_Exercise_
Go line by line through the entries and show those that hold the string "Buồn".
══════════
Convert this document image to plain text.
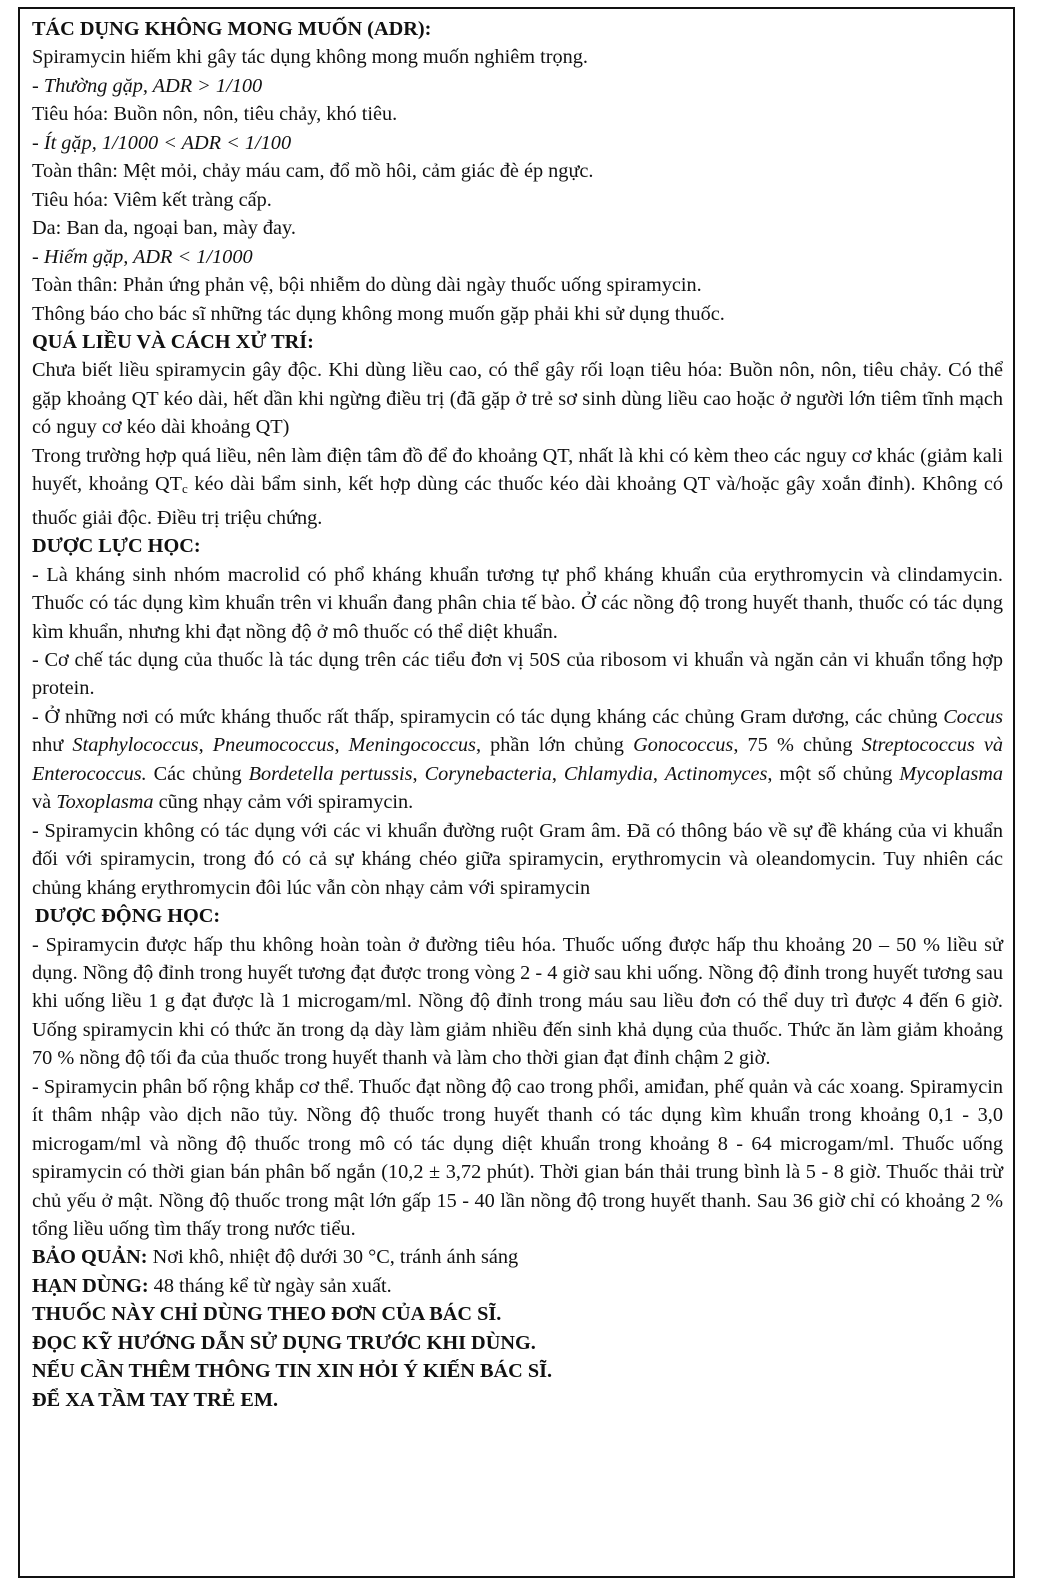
TÁC DỤNG KHÔNG MONG MUỐN (ADR):

Spiramycin hiếm khi gây tác dụng không mong muốn nghiêm trọng.

- Thường gặp, ADR > 1/100

Tiêu hóa: Buồn nôn, nôn, tiêu chảy, khó tiêu.

- Ít gặp, 1/1000 < ADR < 1/100

Toàn thân: Mệt mỏi, chảy máu cam, đổ mồ hôi, cảm giác đè ép ngực.

Tiêu hóa: Viêm kết tràng cấp.

Da: Ban da, ngoại ban, mày đay.

- Hiếm gặp, ADR < 1/1000

Toàn thân: Phản ứng phản vệ, bội nhiễm do dùng dài ngày thuốc uống spiramycin.

Thông báo cho bác sĩ những tác dụng không mong muốn gặp phải khi sử dụng thuốc.

QUÁ LIỀU VÀ CÁCH XỬ TRÍ:

Chưa biết liều spiramycin gây độc. Khi dùng liều cao, có thể gây rối loạn tiêu hóa: Buồn nôn, nôn, tiêu chảy. Có thể gặp khoảng QT kéo dài, hết dần khi ngừng điều trị (đã gặp ở trẻ sơ sinh dùng liều cao hoặc ở người lớn tiêm tĩnh mạch có nguy cơ kéo dài khoảng QT)

Trong trường hợp quá liều, nên làm điện tâm đồ để đo khoảng QT, nhất là khi có kèm theo các nguy cơ khác (giảm kali huyết, khoảng $QT_c$ kéo dài bẩm sinh, kết hợp dùng các thuốc kéo dài khoảng QT và/hoặc gây xoắn đỉnh). Không có thuốc giải độc. Điều trị triệu chứng.

DƯỢC LỰC HỌC:

- Là kháng sinh nhóm macrolid có phổ kháng khuẩn tương tự phổ kháng khuẩn của erythromycin và clindamycin. Thuốc có tác dụng kìm khuẩn trên vi khuẩn đang phân chia tế bào. Ở các nồng độ trong huyết thanh, thuốc có tác dụng kìm khuẩn, nhưng khi đạt nồng độ ở mô thuốc có thể diệt khuẩn.

- Cơ chế tác dụng của thuốc là tác dụng trên các tiểu đơn vị 50S của ribosom vi khuẩn và ngăn cản vi khuẩn tổng hợp protein.

- Ở những nơi có mức kháng thuốc rất thấp, spiramycin có tác dụng kháng các chủng Gram dương, các chủng Coccus như Staphylococcus, Pneumococcus, Meningococcus, phần lớn chủng Gonococcus, 75 % chủng Streptococcus và Enterococcus. Các chủng Bordetella pertussis, Corynebacteria, Chlamydia, Actinomyces, một số chủng Mycoplasma và Toxoplasma cũng nhạy cảm với spiramycin.

- Spiramycin không có tác dụng với các vi khuẩn đường ruột Gram âm. Đã có thông báo về sự đề kháng của vi khuẩn đối với spiramycin, trong đó có cả sự kháng chéo giữa spiramycin, erythromycin và oleandomycin. Tuy nhiên các chủng kháng erythromycin đôi lúc vẫn còn nhạy cảm với spiramycin

DƯỢC ĐỘNG HỌC:

- Spiramycin được hấp thu không hoàn toàn ở đường tiêu hóa. Thuốc uống được hấp thu khoảng 20 – 50 % liều sử dụng. Nồng độ đỉnh trong huyết tương đạt được trong vòng 2 - 4 giờ sau khi uống. Nồng độ đỉnh trong huyết tương sau khi uống liều 1 g đạt được là 1 microgam/ml. Nồng độ đỉnh trong máu sau liều đơn có thể duy trì được 4 đến 6 giờ. Uống spiramycin khi có thức ăn trong dạ dày làm giảm nhiều đến sinh khả dụng của thuốc. Thức ăn làm giảm khoảng 70 % nồng độ tối đa của thuốc trong huyết thanh và làm cho thời gian đạt đỉnh chậm 2 giờ.

- Spiramycin phân bố rộng khắp cơ thể. Thuốc đạt nồng độ cao trong phổi, amiđan, phế quản và các xoang. Spiramycin ít thâm nhập vào dịch não tủy. Nồng độ thuốc trong huyết thanh có tác dụng kìm khuẩn trong khoảng 0,1 - 3,0 microgam/ml và nồng độ thuốc trong mô có tác dụng diệt khuẩn trong khoảng 8 - 64 microgam/ml. Thuốc uống spiramycin có thời gian bán phân bố ngắn (10,2 ± 3,72 phút). Thời gian bán thải trung bình là 5 - 8 giờ. Thuốc thải trừ chủ yếu ở mật. Nồng độ thuốc trong mật lớn gấp 15 - 40 lần nồng độ trong huyết thanh. Sau 36 giờ chỉ có khoảng 2 % tổng liều uống tìm thấy trong nước tiểu.

BẢO QUẢN: Nơi khô, nhiệt độ dưới 30 °C, tránh ánh sáng

HẠN DÙNG: 48 tháng kể từ ngày sản xuất.

THUỐC NÀY CHỈ DÙNG THEO ĐƠN CỦA BÁC SĨ.

ĐỌC KỸ HƯỚNG DẪN SỬ DỤNG TRƯỚC KHI DÙNG.

NẾU CẦN THÊM THÔNG TIN XIN HỎI Ý KIẾN BÁC SĨ.

ĐỂ XA TẦM TAY TRẺ EM.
══════════
_Exercise solution_
Tiêu hóa: Buồn nôn, nôn, tiêu chảy, khó tiêu.
Chưa biết liều spiramycin gây độc. Khi dùng liều cao, có thể gây rối loạn tiêu hóa: Buồn nôn, nôn, tiêu chảy. Có thể gặp khoảng QT kéo dài, hết dần khi ngừng điều trị (đã gặp ở trẻ sơ sinh dùng liều cao hoặc ở người lớn tiêm tĩnh mạch có nguy cơ kéo dài khoảng QT)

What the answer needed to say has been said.